(Collection entries)

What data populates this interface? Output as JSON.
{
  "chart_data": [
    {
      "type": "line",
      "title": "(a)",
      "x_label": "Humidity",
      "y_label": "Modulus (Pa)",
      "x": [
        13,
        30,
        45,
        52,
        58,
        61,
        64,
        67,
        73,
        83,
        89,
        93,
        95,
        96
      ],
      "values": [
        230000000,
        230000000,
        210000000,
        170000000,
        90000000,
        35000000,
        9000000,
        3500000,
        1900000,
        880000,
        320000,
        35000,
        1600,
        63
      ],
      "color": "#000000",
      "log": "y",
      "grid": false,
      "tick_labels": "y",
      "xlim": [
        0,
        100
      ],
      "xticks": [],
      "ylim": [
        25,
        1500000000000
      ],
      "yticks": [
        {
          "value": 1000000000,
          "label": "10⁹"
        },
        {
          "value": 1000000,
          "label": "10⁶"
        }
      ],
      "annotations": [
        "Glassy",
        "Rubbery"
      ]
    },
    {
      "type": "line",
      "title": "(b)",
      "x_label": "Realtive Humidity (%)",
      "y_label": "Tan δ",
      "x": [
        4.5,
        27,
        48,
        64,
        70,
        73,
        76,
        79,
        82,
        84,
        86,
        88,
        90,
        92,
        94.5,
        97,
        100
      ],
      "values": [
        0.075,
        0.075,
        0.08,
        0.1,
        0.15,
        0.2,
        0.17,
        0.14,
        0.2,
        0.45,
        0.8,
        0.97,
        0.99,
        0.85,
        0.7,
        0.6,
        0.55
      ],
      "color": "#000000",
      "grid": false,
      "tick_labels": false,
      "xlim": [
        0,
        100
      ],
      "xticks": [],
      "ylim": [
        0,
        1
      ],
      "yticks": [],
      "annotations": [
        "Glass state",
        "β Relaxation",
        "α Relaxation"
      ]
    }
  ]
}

- Short exercise -
Your task is to retype all the records above with nothing left out.

- In response -
What data populates this interface? Output as JSON.
{
  "chart_data": [
    {
      "type": "line",
      "title": "(a)",
      "x_label": "Humidity",
      "y_label": "Modulus (Pa)",
      "x": [
        13,
        30,
        45,
        52,
        58,
        61,
        64,
        67,
        73,
        83,
        89,
        93,
        95,
        96
      ],
      "values": [
        230000000,
        230000000,
        210000000,
        170000000,
        90000000,
        35000000,
        9000000,
        3500000,
        1900000,
        880000,
        320000,
        35000,
        1600,
        63
      ],
      "color": "#000000",
      "log": "y",
      "grid": false,
      "tick_labels": "y",
      "xlim": [
        0,
        100
      ],
      "xticks": [],
      "ylim": [
        25,
        1500000000000
      ],
      "yticks": [
        {
          "value": 1000000000,
          "label": "10⁹"
        },
        {
          "value": 1000000,
          "label": "10⁶"
        }
      ],
      "annotations": [
        "Glassy",
        "Rubbery"
      ]
    },
    {
      "type": "line",
      "title": "(b)",
      "x_label": "Realtive Humidity (%)",
      "y_label": "Tan δ",
      "x": [
        4.5,
        27,
        48,
        64,
        70,
        73,
        76,
        79,
        82,
        84,
        86,
        88,
        90,
        92,
        94.5,
        97,
        100
      ],
      "values": [
        0.075,
        0.075,
        0.08,
        0.1,
        0.15,
        0.2,
        0.17,
        0.14,
        0.2,
        0.45,
        0.8,
        0.97,
        0.99,
        0.85,
        0.7,
        0.6,
        0.55
      ],
      "color": "#000000",
      "grid": false,
      "tick_labels": false,
      "xlim": [
        0,
        100
      ],
      "xticks": [],
      "ylim": [
        0,
        1
      ],
      "yticks": [],
      "annotations": [
        "Glass state",
        "β Relaxation",
        "α Relaxation"
      ]
    }
  ]
}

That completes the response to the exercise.